◆ **Given exercise**: Filter the records below down to lines containing "ffffff".

◆ **Task input**:
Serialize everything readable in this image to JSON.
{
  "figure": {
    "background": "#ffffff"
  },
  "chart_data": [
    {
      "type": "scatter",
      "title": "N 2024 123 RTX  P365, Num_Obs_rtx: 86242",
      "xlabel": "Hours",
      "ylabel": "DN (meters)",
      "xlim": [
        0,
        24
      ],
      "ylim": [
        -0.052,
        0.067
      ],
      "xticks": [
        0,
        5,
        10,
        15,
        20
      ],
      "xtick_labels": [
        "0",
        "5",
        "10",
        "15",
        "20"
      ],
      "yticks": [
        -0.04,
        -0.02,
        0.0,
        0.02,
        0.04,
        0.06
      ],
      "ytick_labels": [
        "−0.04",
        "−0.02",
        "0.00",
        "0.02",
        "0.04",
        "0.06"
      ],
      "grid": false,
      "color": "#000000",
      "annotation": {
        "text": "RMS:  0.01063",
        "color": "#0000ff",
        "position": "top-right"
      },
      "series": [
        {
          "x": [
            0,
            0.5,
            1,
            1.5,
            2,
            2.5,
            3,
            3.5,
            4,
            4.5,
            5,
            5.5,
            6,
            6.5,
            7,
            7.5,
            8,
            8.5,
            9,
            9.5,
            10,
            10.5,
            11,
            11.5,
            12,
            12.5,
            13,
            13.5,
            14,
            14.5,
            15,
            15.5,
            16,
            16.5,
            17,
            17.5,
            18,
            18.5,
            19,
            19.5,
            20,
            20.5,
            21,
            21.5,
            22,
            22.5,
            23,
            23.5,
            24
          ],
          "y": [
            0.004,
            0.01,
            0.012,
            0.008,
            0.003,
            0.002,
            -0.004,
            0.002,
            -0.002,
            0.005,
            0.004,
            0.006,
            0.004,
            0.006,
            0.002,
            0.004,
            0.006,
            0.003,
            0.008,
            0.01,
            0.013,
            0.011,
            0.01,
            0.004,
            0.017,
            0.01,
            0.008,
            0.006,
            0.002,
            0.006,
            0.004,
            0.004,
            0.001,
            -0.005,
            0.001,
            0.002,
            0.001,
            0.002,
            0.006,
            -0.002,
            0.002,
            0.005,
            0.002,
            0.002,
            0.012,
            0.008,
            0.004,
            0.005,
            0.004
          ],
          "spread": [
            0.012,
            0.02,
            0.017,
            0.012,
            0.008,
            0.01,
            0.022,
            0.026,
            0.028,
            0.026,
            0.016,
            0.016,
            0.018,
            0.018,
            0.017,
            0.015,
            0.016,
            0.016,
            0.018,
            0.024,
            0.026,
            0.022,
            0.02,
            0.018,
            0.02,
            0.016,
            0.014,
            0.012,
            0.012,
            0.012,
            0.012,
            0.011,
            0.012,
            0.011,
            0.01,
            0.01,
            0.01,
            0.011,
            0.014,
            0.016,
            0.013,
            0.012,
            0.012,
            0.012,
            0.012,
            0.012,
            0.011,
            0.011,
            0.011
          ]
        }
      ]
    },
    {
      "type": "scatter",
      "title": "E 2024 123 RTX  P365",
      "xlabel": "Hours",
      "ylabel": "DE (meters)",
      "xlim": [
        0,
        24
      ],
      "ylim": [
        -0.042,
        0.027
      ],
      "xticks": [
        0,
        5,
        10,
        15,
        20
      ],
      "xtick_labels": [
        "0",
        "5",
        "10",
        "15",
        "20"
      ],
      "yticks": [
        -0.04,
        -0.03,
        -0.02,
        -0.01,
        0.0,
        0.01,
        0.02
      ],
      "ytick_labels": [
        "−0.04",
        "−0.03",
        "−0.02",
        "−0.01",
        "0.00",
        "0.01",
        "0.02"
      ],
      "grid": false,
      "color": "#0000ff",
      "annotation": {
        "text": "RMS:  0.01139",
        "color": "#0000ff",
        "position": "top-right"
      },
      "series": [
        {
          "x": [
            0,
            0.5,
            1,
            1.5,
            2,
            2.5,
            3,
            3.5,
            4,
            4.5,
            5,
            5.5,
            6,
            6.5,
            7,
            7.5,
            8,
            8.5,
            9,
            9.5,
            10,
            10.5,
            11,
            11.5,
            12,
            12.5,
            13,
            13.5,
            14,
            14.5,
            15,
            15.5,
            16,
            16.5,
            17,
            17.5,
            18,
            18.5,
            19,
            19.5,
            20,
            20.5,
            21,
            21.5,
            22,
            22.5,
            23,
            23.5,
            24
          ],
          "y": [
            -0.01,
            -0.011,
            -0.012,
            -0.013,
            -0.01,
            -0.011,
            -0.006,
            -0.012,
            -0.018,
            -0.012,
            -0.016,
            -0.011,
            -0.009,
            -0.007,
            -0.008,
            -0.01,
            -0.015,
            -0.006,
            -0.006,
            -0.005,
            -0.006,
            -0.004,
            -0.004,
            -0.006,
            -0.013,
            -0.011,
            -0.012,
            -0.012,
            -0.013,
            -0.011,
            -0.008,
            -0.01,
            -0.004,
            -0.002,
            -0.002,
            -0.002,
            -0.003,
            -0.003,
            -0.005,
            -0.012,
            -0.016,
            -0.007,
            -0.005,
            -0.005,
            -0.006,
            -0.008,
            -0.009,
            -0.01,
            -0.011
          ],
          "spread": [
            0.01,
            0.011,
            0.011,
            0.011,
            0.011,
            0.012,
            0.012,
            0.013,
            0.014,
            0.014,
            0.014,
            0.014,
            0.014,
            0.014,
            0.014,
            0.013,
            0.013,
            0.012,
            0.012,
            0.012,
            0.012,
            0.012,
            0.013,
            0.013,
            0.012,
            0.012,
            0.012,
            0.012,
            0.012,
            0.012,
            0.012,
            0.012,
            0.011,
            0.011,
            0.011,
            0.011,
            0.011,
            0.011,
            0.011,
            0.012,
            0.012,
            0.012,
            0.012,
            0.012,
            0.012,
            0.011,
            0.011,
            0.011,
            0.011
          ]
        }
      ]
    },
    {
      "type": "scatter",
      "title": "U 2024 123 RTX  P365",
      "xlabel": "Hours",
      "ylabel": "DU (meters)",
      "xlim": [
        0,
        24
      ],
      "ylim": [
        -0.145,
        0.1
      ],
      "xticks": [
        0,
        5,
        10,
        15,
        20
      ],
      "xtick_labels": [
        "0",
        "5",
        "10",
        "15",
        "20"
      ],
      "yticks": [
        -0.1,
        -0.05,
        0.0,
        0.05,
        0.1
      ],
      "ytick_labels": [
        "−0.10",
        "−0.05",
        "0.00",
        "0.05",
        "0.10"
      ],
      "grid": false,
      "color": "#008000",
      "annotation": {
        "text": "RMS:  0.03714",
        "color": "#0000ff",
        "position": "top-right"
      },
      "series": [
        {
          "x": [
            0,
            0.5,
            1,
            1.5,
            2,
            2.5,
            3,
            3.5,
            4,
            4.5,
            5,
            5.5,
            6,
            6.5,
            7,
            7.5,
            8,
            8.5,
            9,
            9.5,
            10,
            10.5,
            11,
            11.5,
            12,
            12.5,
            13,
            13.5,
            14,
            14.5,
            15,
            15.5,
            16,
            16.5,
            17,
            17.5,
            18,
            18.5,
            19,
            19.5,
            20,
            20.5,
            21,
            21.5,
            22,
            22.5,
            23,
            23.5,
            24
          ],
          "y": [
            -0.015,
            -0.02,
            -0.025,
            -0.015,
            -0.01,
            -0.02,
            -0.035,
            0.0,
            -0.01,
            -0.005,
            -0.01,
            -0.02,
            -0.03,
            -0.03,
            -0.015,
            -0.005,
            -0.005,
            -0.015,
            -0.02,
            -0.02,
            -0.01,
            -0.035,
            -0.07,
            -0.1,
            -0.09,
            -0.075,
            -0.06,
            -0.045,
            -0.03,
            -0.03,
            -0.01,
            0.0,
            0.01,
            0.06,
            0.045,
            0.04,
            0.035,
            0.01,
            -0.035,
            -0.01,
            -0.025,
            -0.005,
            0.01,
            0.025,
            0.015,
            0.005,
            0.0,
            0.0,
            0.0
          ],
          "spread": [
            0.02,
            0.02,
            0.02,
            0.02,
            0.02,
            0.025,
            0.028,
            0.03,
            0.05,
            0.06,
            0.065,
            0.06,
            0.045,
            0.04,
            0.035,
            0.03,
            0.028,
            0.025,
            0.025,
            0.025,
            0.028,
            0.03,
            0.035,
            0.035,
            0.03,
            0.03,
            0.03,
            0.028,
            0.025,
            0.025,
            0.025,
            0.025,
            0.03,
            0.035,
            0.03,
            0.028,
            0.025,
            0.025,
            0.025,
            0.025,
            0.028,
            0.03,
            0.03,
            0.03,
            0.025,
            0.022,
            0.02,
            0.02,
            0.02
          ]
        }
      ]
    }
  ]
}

...

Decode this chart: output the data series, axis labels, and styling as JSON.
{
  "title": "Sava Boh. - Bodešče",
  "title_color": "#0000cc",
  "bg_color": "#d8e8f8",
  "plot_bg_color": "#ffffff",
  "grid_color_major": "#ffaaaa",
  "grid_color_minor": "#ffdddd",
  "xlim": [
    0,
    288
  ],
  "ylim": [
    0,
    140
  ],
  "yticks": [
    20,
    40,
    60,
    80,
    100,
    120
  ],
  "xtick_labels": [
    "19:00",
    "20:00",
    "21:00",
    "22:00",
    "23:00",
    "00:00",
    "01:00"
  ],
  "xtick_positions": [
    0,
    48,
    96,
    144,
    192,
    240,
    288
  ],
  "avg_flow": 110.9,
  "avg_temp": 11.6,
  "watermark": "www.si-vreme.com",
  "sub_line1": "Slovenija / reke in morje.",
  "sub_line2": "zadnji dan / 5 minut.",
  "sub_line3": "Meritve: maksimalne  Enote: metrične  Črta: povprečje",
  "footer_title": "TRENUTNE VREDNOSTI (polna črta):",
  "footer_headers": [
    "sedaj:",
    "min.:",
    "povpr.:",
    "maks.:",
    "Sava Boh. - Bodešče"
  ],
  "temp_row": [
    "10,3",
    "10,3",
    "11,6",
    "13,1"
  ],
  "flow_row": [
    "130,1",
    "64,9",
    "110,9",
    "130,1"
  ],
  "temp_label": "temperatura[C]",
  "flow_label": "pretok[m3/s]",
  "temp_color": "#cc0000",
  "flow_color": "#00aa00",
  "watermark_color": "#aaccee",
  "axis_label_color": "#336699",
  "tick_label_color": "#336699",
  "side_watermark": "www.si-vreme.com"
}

◆ **Solution for this task**:
    "background": "#ffffff"
  "plot_bg_color": "#ffffff",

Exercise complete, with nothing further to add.